Copy out all lines that carry the word "name".

Data tied to figure images
☆ ☆ ☆ ☆ ☆
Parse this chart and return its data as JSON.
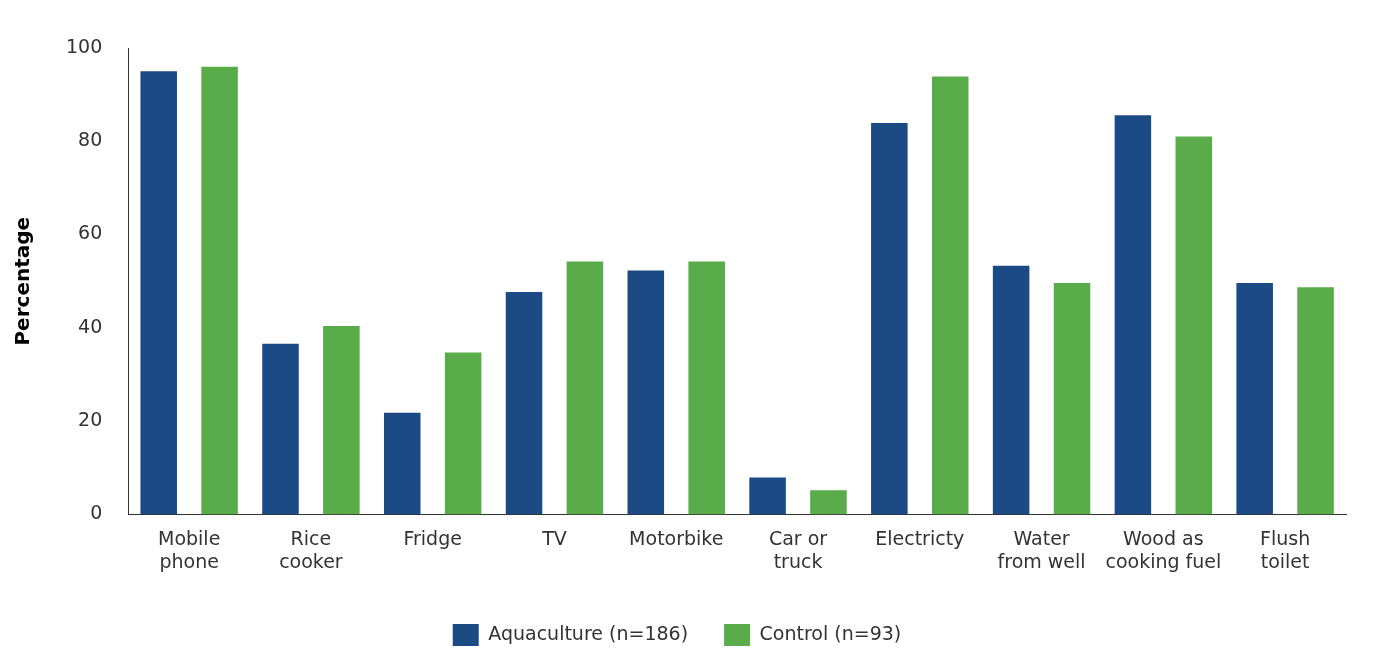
{
  "chart_data": {
    "type": "bar",
    "ylabel": "Percentage",
    "categories": [
      "Mobile phone",
      "Rice cooker",
      "Fridge",
      "TV",
      "Motorbike",
      "Car or truck",
      "Electricty",
      "Water from well",
      "Wood as cooking fuel",
      "Flush toilet"
    ],
    "series": [
      {
        "name": "Aquaculture (n=186)",
        "color": "#1c4a85",
        "values": [
          95,
          36.6,
          21.8,
          47.7,
          52.3,
          7.9,
          83.9,
          53.3,
          85.6,
          49.6
        ]
      },
      {
        "name": "Control (n=93)",
        "color": "#5aac4a",
        "values": [
          96,
          40.4,
          34.7,
          54.2,
          54.2,
          5.2,
          93.9,
          49.6,
          81,
          48.7
        ]
      }
    ],
    "ylim": [
      0,
      100
    ],
    "yticks": [
      0,
      20,
      40,
      60,
      80,
      100
    ],
    "grid": false,
    "legend": "bottom"
  }
}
☆ ☆ ☆ ☆ ☆
# FINAL ANSWER
        "name": "Aquaculture (n=186)",
        "name": "Control (n=93)",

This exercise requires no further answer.